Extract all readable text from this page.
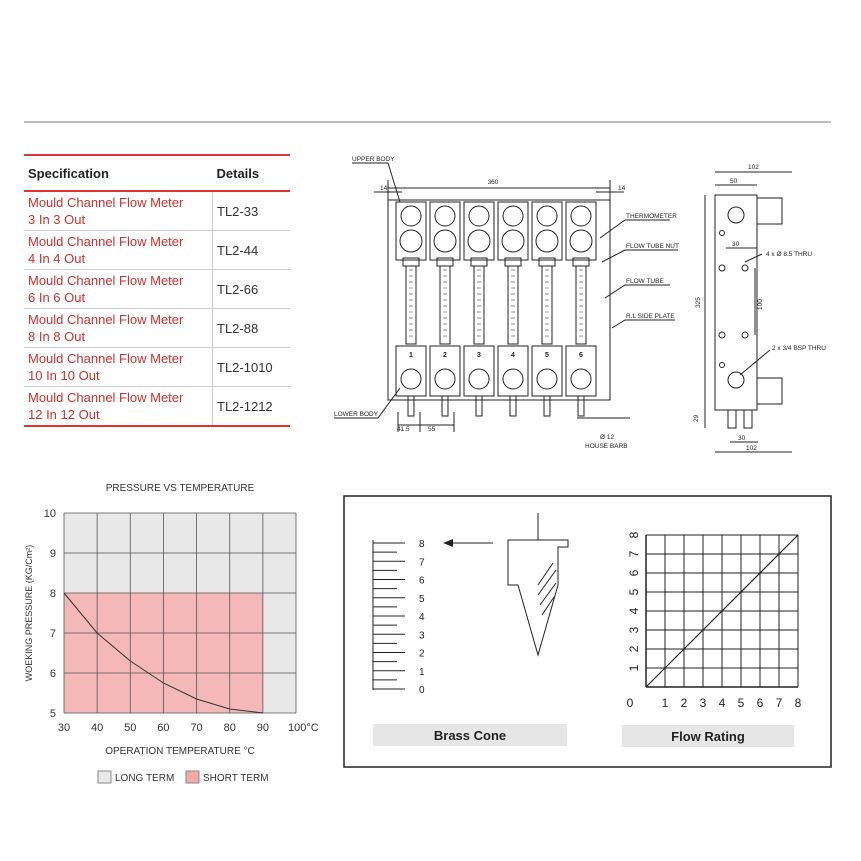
Specification	Details
Mould Channel Flow Meter
3 In 3 Out	TL2-33
Mould Channel Flow Meter
4 In 4 Out	TL2-44
Mould Channel Flow Meter
6 In 6 Out	TL2-66
Mould Channel Flow Meter
8 In 8 Out	TL2-88
Mould Channel Flow Meter
10 In 10 Out	TL2-1010
Mould Channel Flow Meter
12 In 12 Out	TL2-1212
1	2	3	4	5	6
UPPER BODY
360
14	14
THERMOMETER
FLOW TUBE NUT
FLOW TUBE
R.L SIDE PLATE
LOWER BODY
41.5	55
Ø 12
HOUSE BARB
102
50
30
325	100
4 x Ø 8.5 THRU
2 x 3/4 BSP THRU
29
30
102
PRESSURE VS TEMPERATURE
30 40 50 60 70 80 90 100°C
5
6
7
8
9
10
OPERATION TEMPERATURE °C
WOEKING PRESSURE (KG/Cm²)
LONG TERM	SHORT TERM
8
7
6
5
4
3
2
1
0
Brass Cone
0 1 2 3 4 5 6 7 8
1
2
3
4
5
6
7
8
Flow Rating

----

§ Task goal
Reproduce the listing above exactly, excluding all pictures.

§ Answer to the exercise
Extract all readable text from this page.
Specification	Details
Mould Channel Flow Meter
3 In 3 Out	TL2-33
Mould Channel Flow Meter
4 In 4 Out	TL2-44
Mould Channel Flow Meter
6 In 6 Out	TL2-66
Mould Channel Flow Meter
8 In 8 Out	TL2-88
Mould Channel Flow Meter
10 In 10 Out	TL2-1010
Mould Channel Flow Meter
12 In 12 Out	TL2-1212
1	2	3	4	5	6
UPPER BODY
360
14	14
THERMOMETER
FLOW TUBE NUT
FLOW TUBE
R.L SIDE PLATE
LOWER BODY
41.5	55
Ø 12
HOUSE BARB
102
50
30
325	100
4 x Ø 8.5 THRU
2 x 3/4 BSP THRU
29
30
102
PRESSURE VS TEMPERATURE
30 40 50 60 70 80 90 100°C
5
6
7
8
9
10
OPERATION TEMPERATURE °C
WOEKING PRESSURE (KG/Cm²)
LONG TERM	SHORT TERM
8
7
6
5
4
3
2
1
0
Brass Cone
0 1 2 3 4 5 6 7 8
1
2
3
4
5
6
7
8
Flow Rating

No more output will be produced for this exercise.